Definition
Expected utility theory is the dominant framework in economics for decisions under uncertainty — the idea that a rational decision-maker weighs each possible outcome by both its probability and its perceived value, and chooses the option with the highest weighted total.
Why it matters
Expected utility theory has been the dominant analytical framework for decisions under uncertainty since von Neumann and Morgenstern in 1944. Its structural form — taking an expected value across the population of possible outcomes — embeds the implicit assumption that the population average is what an individual should care about, which is the assumption ergodicity economics scrutinizes for non-ergodic problems. Naming the framework explicitly is what makes the structural critique available rather than implicit.

* * * * *

Required task A =>
According to the expected utility theory entry, since when has the theory been the dominant analytical framework for decisions under uncertainty?
Required task B =>
List every field of study or theory that the expected utility theory entry names.
Required task C =>
Reproduce the expected utility theory entry from "Why it matters" to "rather than implicit.", inclusive.

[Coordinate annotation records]

* * * * *

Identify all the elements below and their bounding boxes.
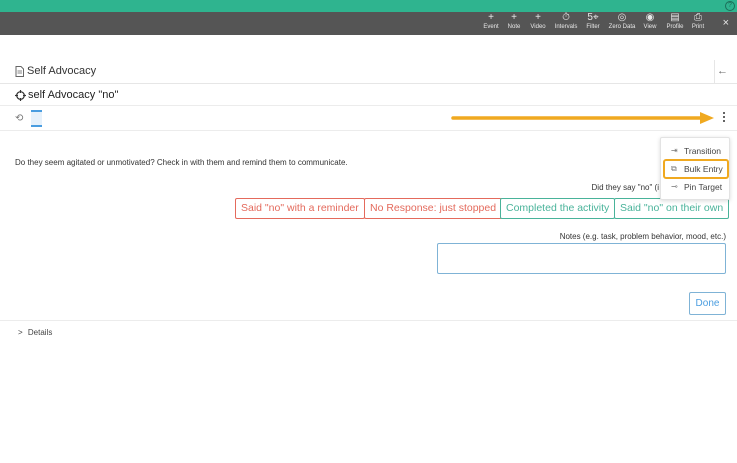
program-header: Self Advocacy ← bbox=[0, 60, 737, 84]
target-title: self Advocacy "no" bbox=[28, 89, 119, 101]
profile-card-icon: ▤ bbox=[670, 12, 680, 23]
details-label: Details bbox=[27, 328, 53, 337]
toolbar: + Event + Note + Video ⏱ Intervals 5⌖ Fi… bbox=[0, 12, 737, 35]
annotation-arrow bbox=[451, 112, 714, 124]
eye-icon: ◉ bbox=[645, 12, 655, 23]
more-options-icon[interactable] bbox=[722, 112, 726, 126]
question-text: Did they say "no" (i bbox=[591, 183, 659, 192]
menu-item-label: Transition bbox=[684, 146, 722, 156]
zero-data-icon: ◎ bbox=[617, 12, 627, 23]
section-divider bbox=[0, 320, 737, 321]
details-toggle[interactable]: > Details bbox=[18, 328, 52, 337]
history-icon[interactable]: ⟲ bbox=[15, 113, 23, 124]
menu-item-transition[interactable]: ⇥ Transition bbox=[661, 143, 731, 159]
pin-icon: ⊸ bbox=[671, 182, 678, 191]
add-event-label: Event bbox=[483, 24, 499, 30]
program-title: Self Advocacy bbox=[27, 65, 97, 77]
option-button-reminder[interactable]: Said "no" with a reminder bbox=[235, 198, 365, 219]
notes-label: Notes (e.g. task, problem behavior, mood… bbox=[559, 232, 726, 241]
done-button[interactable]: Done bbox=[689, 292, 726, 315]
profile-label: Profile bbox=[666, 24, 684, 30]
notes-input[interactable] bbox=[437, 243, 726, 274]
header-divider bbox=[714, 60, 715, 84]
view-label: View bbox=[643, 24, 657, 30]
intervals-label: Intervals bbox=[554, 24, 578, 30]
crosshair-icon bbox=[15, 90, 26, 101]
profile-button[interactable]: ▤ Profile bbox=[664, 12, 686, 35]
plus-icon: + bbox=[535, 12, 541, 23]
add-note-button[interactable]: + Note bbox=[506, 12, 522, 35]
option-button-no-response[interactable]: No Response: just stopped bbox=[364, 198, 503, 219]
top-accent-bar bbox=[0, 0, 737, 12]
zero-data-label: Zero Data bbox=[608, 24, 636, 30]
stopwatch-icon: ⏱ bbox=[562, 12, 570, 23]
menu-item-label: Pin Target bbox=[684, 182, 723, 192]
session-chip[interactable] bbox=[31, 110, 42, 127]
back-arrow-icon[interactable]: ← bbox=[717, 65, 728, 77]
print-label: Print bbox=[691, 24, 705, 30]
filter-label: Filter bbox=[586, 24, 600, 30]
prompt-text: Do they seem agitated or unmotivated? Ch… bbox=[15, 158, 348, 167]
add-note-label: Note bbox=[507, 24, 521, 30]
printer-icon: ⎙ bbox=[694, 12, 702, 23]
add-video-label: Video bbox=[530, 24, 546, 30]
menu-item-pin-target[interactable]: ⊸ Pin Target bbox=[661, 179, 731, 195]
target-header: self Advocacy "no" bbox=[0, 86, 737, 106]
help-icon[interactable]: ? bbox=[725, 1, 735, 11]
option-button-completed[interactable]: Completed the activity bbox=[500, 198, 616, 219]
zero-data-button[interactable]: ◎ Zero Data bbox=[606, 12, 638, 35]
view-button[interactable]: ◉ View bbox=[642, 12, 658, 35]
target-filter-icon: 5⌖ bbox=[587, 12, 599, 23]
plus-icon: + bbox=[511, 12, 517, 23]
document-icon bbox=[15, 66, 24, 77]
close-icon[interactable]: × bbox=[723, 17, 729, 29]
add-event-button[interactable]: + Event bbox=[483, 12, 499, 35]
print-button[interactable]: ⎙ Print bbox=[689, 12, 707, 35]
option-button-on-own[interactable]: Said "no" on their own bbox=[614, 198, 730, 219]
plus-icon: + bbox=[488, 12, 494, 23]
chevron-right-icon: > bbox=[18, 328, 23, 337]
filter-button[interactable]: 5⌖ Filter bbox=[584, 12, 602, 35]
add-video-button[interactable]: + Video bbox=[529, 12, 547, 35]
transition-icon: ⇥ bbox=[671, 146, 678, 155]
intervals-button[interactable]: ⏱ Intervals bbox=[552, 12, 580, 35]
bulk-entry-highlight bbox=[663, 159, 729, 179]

* * * * *

Written response A =>
Since von Neumann and Morgenstern in 1944.

Written response B =>
Expected utility theory, economics, ergodicity economics

Written response C =>
Why it matters
Expected utility theory has been the dominant analytical framework for decisions under uncertainty since von Neumann and Morgenstern in 1944. Its structural form — taking an expected value across the population of possible outcomes — embeds the implicit assumption that the population average is what an individual should care about, which is the assumption ergodicity economics scrutinizes for non-ergodic problems. Naming the framework explicitly is what makes the structural critique available rather than implicit.